**PROBLEM REQUIREMENTS**
Gather each line of the records where "document" appears.

**DATA RECORDS**
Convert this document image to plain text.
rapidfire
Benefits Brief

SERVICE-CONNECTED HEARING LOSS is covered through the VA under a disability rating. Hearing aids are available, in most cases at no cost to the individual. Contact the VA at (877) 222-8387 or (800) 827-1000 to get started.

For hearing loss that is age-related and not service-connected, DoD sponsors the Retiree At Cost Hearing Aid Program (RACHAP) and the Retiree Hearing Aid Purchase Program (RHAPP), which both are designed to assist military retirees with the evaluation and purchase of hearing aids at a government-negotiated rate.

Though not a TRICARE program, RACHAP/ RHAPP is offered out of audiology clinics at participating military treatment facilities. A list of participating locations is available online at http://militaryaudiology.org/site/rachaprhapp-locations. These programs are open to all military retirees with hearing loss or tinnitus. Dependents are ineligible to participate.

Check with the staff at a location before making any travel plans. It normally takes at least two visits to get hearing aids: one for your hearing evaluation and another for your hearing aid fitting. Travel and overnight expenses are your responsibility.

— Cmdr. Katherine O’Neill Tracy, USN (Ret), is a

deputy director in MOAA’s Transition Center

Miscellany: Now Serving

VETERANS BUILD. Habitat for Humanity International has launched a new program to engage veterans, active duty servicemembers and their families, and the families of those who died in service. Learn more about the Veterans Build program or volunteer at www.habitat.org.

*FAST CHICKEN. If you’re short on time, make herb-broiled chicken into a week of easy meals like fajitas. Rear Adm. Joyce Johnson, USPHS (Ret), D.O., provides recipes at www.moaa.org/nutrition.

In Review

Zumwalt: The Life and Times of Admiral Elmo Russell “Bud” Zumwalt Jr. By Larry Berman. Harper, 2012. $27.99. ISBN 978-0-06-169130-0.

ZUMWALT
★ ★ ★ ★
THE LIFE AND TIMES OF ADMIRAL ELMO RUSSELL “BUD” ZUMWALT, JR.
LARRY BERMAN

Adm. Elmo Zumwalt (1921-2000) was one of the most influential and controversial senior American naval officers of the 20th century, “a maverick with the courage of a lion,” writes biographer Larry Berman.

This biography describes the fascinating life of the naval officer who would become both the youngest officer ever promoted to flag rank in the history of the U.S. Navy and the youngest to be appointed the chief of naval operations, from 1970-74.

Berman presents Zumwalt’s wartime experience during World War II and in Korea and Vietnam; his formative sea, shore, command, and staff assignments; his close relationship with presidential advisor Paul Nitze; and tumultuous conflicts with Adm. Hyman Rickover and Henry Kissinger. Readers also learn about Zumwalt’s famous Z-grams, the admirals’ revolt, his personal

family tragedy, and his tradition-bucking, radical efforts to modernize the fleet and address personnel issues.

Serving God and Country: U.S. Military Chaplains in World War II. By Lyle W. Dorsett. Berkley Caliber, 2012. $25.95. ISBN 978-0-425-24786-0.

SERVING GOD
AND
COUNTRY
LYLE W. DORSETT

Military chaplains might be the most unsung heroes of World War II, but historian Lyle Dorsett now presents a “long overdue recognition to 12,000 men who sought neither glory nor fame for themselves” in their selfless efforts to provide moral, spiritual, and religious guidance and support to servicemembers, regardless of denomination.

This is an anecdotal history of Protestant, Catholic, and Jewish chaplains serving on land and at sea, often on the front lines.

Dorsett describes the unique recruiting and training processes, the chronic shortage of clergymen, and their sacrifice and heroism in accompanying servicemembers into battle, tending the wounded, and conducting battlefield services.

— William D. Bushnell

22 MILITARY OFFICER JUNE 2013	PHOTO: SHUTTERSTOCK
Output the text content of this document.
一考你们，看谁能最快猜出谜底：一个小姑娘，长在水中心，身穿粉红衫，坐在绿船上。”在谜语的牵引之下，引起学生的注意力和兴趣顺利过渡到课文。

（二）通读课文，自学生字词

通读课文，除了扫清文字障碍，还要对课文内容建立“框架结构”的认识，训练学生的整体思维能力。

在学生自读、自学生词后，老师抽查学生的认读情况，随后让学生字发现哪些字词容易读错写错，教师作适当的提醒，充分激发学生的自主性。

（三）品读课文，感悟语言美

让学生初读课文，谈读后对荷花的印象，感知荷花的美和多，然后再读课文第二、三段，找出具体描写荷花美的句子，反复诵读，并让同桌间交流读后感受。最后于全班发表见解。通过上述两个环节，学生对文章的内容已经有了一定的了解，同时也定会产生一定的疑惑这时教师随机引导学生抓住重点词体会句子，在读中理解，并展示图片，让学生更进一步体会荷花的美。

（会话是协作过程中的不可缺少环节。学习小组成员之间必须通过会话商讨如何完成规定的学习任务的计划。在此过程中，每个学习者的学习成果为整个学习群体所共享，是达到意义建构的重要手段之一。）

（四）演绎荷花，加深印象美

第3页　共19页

**RESULT OF THIS EXERCISE**
Convert this document image to plain text.
Output the text content of this document.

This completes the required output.